# MATERIAL FOR THE TASK start

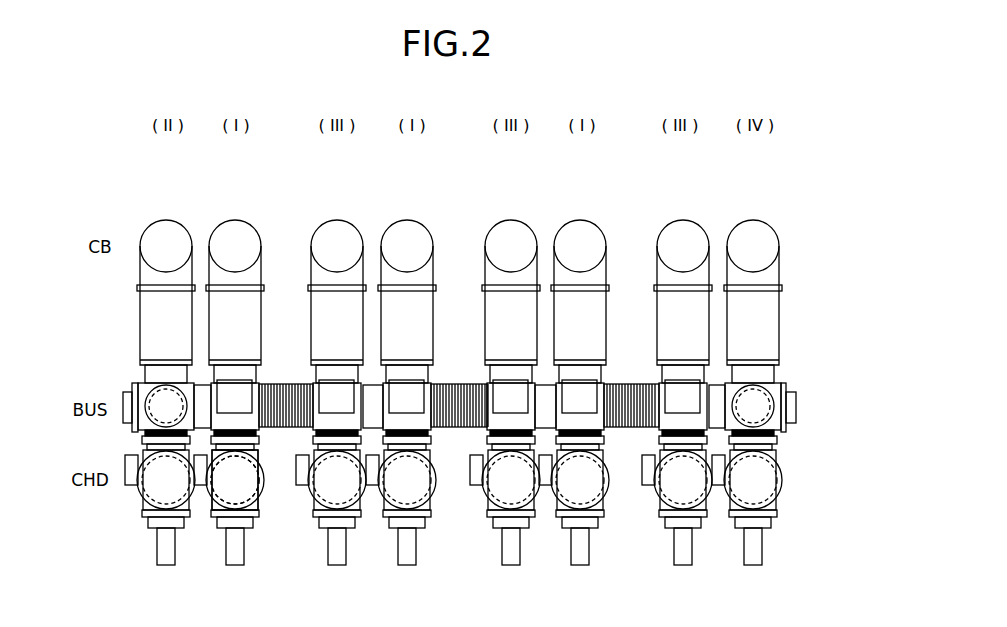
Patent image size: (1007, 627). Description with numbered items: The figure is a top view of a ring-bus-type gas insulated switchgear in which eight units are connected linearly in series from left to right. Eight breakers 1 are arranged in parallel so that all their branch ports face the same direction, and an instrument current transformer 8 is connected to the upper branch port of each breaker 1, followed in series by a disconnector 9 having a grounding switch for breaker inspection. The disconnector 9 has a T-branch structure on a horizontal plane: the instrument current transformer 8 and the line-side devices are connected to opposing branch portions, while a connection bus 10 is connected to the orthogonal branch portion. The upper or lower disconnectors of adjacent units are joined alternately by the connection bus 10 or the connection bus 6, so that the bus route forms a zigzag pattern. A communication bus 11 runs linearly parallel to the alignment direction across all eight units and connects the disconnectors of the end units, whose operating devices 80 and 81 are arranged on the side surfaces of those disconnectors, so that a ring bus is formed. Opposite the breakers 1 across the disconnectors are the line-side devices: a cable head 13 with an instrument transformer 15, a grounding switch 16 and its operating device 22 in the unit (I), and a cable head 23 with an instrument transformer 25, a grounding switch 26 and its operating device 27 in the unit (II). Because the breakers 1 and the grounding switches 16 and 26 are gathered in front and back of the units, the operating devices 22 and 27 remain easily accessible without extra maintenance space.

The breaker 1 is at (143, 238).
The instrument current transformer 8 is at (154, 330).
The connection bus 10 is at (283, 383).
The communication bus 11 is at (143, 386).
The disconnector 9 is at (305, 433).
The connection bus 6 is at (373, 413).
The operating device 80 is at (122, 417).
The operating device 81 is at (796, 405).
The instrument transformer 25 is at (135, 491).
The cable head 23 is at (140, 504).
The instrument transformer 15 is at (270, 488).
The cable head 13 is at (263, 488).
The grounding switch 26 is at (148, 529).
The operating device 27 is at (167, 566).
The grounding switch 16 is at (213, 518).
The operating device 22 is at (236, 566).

# MATERIAL FOR THE TASK end
# MATERIAL FOR THE TASK start

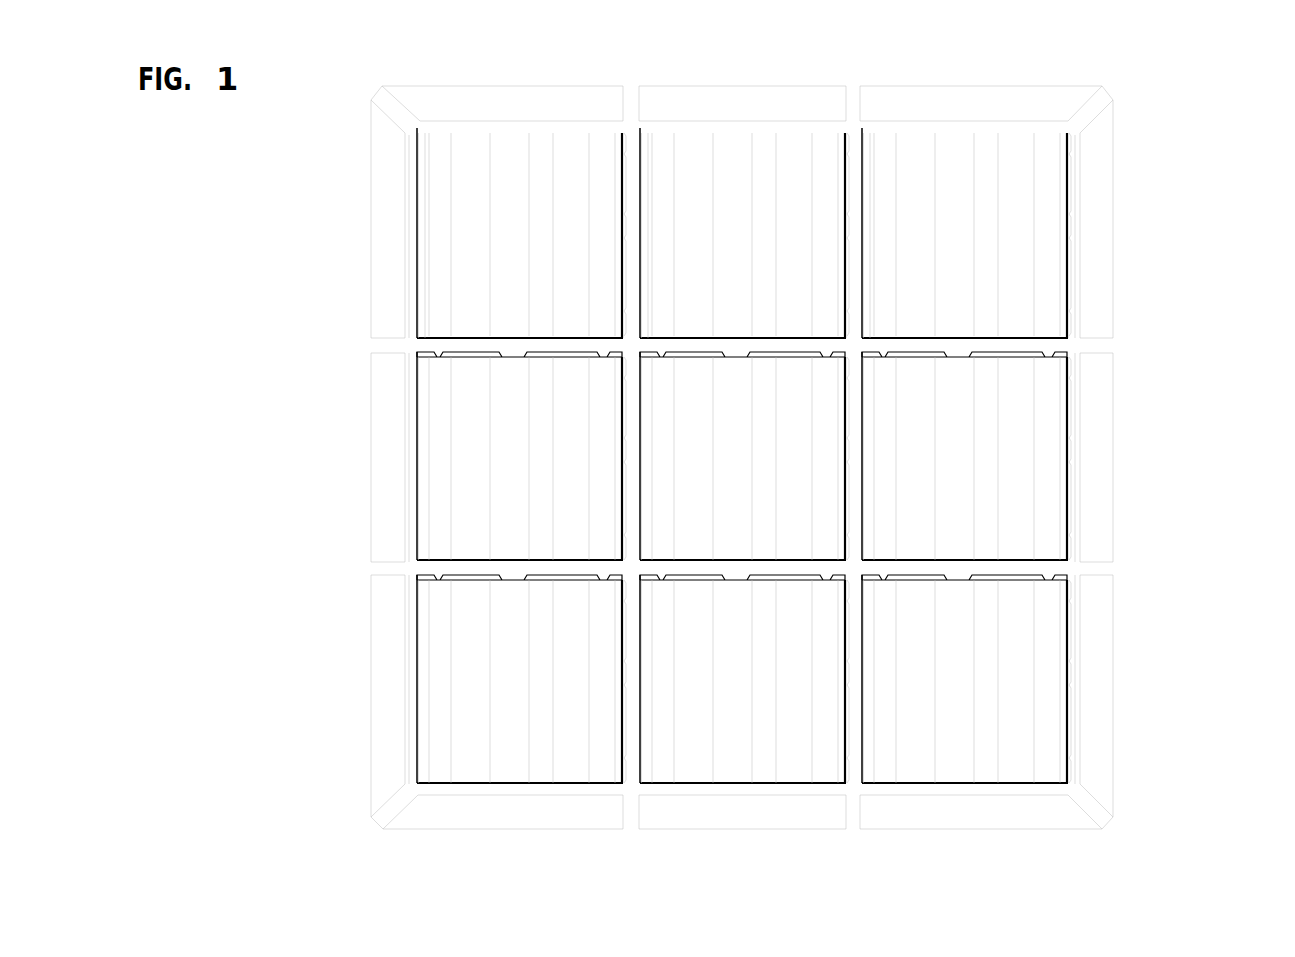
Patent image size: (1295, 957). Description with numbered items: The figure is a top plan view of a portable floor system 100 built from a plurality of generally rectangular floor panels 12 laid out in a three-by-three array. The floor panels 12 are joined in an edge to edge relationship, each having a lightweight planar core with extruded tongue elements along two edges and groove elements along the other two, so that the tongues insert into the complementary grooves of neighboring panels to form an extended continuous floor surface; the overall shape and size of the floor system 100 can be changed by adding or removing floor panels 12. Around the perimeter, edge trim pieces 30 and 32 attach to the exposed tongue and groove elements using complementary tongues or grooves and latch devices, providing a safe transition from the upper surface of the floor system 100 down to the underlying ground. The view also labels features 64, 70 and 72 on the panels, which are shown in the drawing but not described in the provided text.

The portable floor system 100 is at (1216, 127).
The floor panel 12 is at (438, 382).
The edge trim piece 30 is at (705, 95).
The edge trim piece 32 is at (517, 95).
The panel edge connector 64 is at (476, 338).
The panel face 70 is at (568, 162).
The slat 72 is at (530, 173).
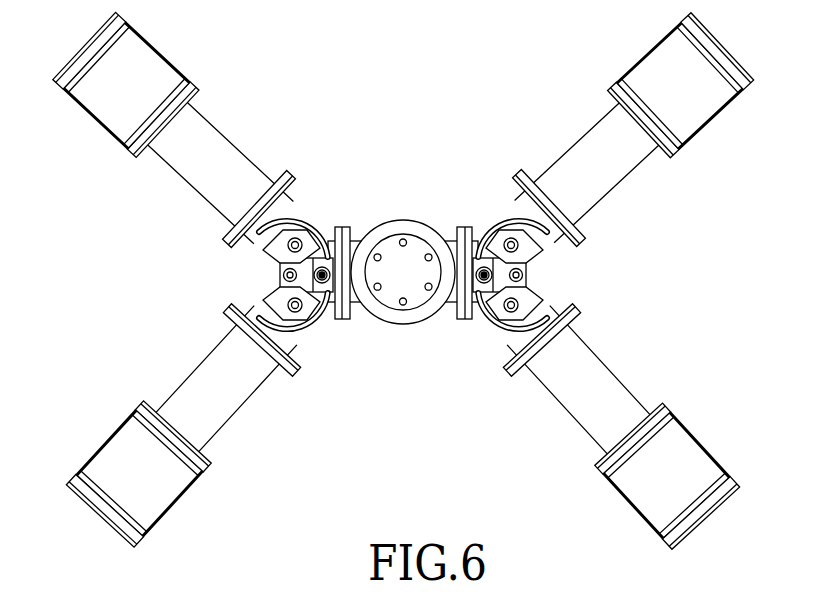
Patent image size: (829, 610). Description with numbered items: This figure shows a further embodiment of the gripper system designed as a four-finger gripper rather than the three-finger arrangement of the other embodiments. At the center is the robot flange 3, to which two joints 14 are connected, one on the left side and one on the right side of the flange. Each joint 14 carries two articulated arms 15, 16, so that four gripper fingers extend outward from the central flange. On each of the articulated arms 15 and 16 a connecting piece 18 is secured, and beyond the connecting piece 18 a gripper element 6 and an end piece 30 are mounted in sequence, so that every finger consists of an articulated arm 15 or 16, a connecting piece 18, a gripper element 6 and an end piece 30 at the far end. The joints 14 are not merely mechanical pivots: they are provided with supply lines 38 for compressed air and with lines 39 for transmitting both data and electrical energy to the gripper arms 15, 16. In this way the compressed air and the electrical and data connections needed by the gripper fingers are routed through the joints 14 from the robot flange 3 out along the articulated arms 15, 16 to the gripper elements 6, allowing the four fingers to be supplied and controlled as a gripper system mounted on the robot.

# MATERIAL FOR THE TASK end

→ **INSTRUCTION**: Copy out the lines from the line with "Patent image size: (1295, 957)." to the line with "The panel edge connector 64 is at (476, 338).", substituting "3-by-3" for "three-by-three" and changing nothing else.

→ **EXERCISE SOLUTION**:
Patent image size: (1295, 957). Description with numbered items: The figure is a top plan view of a portable floor system 100 built from a plurality of generally rectangular floor panels 12 laid out in a 3-by-3 array. The floor panels 12 are joined in an edge to edge relationship, each having a lightweight planar core with extruded tongue elements along two edges and groove elements along the other two, so that the tongues insert into the complementary grooves of neighboring panels to form an extended continuous floor surface; the overall shape and size of the floor system 100 can be changed by adding or removing floor panels 12. Around the perimeter, edge trim pieces 30 and 32 attach to the exposed tongue and groove elements using complementary tongues or grooves and latch devices, providing a safe transition from the upper surface of the floor system 100 down to the underlying ground. The view also labels features 64, 70 and 72 on the panels, which are shown in the drawing but not described in the provided text.

The portable floor system 100 is at (1216, 127).
The floor panel 12 is at (438, 382).
The edge trim piece 30 is at (705, 95).
The edge trim piece 32 is at (517, 95).
The panel edge connector 64 is at (476, 338).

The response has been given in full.